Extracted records
>> start

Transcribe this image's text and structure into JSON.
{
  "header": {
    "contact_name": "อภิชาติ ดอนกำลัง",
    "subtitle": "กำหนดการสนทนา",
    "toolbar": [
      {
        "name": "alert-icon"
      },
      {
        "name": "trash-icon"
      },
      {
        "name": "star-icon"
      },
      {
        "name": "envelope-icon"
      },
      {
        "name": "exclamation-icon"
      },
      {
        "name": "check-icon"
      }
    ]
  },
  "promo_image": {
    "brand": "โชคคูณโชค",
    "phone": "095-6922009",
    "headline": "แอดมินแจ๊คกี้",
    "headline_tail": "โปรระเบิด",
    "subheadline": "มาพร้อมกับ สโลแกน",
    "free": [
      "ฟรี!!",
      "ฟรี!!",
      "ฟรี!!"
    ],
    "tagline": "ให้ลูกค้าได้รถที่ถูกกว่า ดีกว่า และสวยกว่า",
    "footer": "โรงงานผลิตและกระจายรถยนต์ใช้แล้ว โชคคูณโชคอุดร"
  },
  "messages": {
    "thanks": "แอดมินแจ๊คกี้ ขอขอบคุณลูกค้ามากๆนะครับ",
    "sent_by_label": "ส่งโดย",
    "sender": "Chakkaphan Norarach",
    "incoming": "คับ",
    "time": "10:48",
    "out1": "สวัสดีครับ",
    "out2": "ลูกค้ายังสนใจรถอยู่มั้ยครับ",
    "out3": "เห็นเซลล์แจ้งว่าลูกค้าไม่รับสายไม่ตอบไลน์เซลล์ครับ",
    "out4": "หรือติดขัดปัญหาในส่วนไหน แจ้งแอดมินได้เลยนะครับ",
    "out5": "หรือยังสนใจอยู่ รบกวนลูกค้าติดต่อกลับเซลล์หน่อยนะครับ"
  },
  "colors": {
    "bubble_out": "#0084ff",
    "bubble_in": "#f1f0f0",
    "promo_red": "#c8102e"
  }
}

>> end

From the data, collect all lines where the string "โชคค" appears.

### RIGHT ANSWER
    "brand": "โชคคูณโชค",
    "footer": "โรงงานผลิตและกระจายรถยนต์ใช้แล้ว โชคคูณโชคอุดร"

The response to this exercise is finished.